*** ページ抜粋
駿河湾のアカムツを釣るための「ご当地釣法」とは?


一荷で釣れることもザラ。しかし、ポイントが港から近くのため、プレッシャーが入りやすいことも事実。そこはご当地釣法でカバーする。

一荷で釣り上げた静岡市の大島邦博さんの釣果。半日でこれだけ釣れれば御の字だ。

藤枝市の小本旬さんがあげた良型。でっぷりとして体高のあるナイスバディー。

水面でのハリ外れが多いアカムツ。けして最後までテンションを緩めないようにしたい。

今回、取材にご協力いただいたのは、静岡・焼津港「ホテルシーパレス ともわ丸」。

駿河湾内のアカムツは、昨年から釣れ続いている。その代表するポイントが焼津沖だ。
駿河湾は急深の地形のため、水深200m以上のポイントも陸近く。焼津沖も例外ではなく、港のすぐ目の前だ。冬期によく吹く西風にも強く、高い出船率も魅力だ。だが、その分、プレッシャーがかかりすい。ただ、それに対応した「ご当地釣法」がある。
その釣法とは、なにか。まず仕掛けについて説明しよう。
このアカムツ釣りに詳しい焼津港「ともわ丸」守谷淳一船長に聞いてみた。
「オモリは200号。幹糸には30号を使います。太すぎるのではないかって? 小さなアタリをとらえるためのものなんですよ。幹糸30号は張りがあるので、微少な魚信も伝わりやすいんですよ。ハリスは12号。アラも釣れますからね。不意の大物やタチウオにも対応するためにこのハリスなんです。大仕掛けのような感覚もあるでしょうが、実際実績を出し続けていますからね」
守屋船長がこだわるのは、ハリのチモトの装着するタコベイト。スリムベイト2〜2.5号を赤と緑を交互に付けるている。赤はアカムツの好物であるハダカイワシを模したもので、チモトにハリに被らないように固定して付けるのは、シルエットを大きく見せるためだという。
ハリ数は6本ぐらいまでで、通常5〜6本が標準だ。駿河湾では、かなり高ダナでアカムツがヒットするという。ハリ数は、タナを広く探る意味もあるのだ。
気になるエサは、「サバの切り身で十分」と話す守谷船長。サクラエビやハダカイワシを補食していると考えられているアカムツにはとくに、イカエサは必要ない。
******
* **課題**
アカムツ釣りの記事のうち、「その釣法とは、なにか。まず仕掛けについて説明しよう。」から始まり「とくに、イカエサは必要ない。」で終わる部分を、「幹糸」を「メインライン」に置き換えて書き直してもらえますか。
*** 元資料
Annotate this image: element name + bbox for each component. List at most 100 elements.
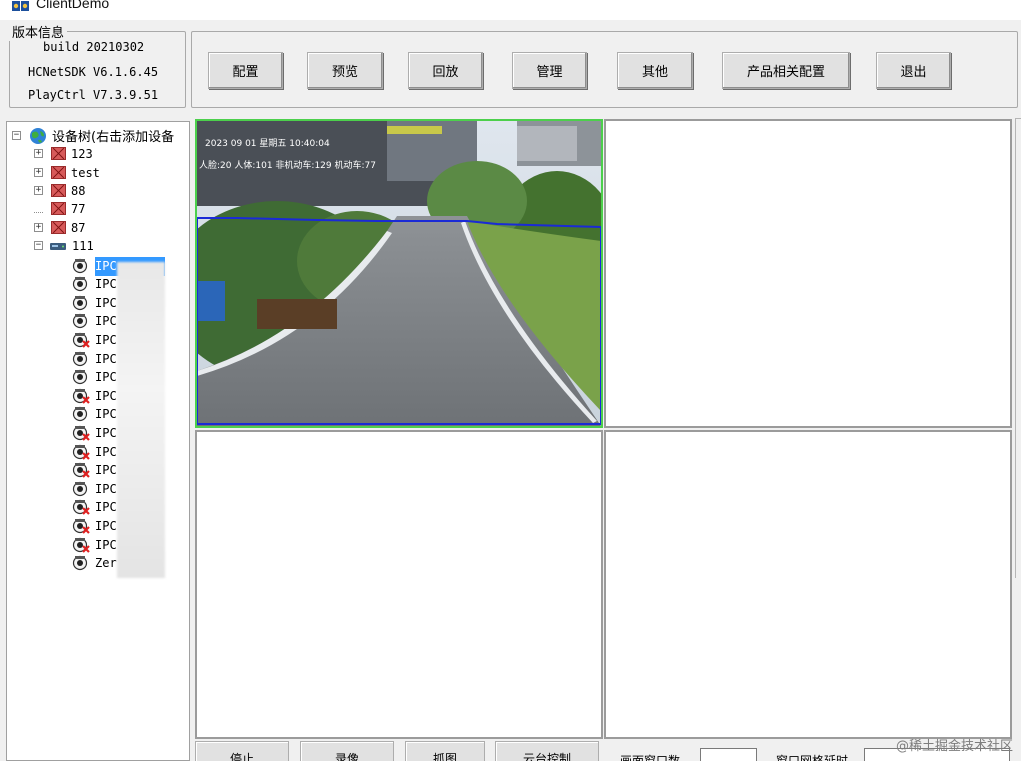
******
* **回答**
その釣法とは、なにか。まず仕掛けについて説明しよう。
このアカムツ釣りに詳しい焼津港「ともわ丸」守谷淳一船長に聞いてみた。
「オモリは200号。メインラインには30号を使います。太すぎるのではないかって? 小さなアタリをとらえるためのものなんですよ。メインライン30号は張りがあるので、微少な魚信も伝わりやすいんですよ。ハリスは12号。アラも釣れますからね。不意の大物やタチウオにも対応するためにこのハリスなんです。大仕掛けのような感覚もあるでしょうが、実際実績を出し続けていますからね」
守屋船長がこだわるのは、ハリのチモトの装着するタコベイト。スリムベイト2〜2.5号を赤と緑を交互に付けるている。赤はアカムツの好物であるハダカイワシを模したもので、チモトにハリに被らないように固定して付けるのは、シルエットを大きく見せるためだという。
ハリ数は6本ぐらいまでで、通常5〜6本が標準だ。駿河湾では、かなり高ダナでアカムツがヒットするという。ハリ数は、タナを広く探る意味もあるのだ。
気になるエサは、「サバの切り身で十分」と話す守谷船長。サクラエビやハダカイワシを補食していると考えられているアカムツにはとくに、イカエサは必要ない。